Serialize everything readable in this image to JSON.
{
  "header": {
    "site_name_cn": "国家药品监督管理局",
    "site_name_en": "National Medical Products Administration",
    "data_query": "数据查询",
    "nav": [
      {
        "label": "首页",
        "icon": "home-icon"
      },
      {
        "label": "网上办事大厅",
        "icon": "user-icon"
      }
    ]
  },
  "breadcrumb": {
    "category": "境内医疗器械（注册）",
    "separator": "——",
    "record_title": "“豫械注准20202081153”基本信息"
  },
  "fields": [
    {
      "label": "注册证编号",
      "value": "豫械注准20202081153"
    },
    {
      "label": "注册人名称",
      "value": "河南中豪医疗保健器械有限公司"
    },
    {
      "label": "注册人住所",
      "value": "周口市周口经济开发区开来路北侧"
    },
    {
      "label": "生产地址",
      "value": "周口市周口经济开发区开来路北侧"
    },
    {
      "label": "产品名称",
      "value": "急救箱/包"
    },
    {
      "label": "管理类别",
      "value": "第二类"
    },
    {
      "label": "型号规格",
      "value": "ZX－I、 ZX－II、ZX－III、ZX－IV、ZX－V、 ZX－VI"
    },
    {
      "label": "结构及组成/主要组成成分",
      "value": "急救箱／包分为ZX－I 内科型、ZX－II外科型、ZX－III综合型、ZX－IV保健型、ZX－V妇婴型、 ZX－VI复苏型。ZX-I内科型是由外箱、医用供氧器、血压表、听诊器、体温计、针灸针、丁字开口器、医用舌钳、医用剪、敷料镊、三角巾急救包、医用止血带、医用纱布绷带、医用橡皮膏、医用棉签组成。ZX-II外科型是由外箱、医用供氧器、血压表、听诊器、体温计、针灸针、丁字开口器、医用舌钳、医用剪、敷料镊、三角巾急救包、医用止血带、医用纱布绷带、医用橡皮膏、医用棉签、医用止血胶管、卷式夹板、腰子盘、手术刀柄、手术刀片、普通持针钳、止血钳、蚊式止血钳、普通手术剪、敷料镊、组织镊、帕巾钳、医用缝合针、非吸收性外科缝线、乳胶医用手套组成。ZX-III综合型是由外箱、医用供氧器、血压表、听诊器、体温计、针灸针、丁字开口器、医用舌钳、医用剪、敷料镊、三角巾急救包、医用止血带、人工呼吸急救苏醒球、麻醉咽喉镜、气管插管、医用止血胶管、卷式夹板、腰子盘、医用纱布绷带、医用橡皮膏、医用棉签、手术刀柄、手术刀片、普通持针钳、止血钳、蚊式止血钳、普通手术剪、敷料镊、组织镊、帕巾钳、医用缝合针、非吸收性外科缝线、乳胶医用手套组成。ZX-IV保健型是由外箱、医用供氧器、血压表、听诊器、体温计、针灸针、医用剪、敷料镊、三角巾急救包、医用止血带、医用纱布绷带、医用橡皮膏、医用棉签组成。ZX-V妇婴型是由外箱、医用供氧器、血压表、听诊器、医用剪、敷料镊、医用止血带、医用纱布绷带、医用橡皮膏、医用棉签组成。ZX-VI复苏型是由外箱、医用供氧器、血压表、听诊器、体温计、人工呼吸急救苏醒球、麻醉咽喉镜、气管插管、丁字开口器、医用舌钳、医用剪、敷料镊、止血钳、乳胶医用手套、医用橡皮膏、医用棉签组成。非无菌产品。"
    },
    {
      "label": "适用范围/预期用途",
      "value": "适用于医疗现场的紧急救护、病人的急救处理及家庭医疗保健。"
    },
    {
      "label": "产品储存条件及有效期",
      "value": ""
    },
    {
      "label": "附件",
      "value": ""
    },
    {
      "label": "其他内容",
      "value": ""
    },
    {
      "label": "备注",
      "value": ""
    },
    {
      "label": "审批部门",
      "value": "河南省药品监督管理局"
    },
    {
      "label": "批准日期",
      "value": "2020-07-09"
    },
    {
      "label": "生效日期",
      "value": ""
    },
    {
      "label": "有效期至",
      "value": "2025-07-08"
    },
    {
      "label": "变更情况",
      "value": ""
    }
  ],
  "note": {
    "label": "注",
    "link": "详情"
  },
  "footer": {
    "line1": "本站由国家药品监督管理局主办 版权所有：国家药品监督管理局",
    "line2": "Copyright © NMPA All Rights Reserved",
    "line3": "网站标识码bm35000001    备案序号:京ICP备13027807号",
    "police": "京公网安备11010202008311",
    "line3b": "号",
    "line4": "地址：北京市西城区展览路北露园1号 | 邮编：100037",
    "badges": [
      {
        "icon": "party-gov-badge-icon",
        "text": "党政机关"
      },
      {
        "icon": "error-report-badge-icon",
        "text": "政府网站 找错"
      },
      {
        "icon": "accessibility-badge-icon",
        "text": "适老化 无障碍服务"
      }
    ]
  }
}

______________________________

* STATED GOAL *
Copy every line of the material in which the word "text" occurs.

* THE RESPONSE *
        "text": "党政机关"
        "text": "政府网站 找错"
        "text": "适老化 无障碍服务"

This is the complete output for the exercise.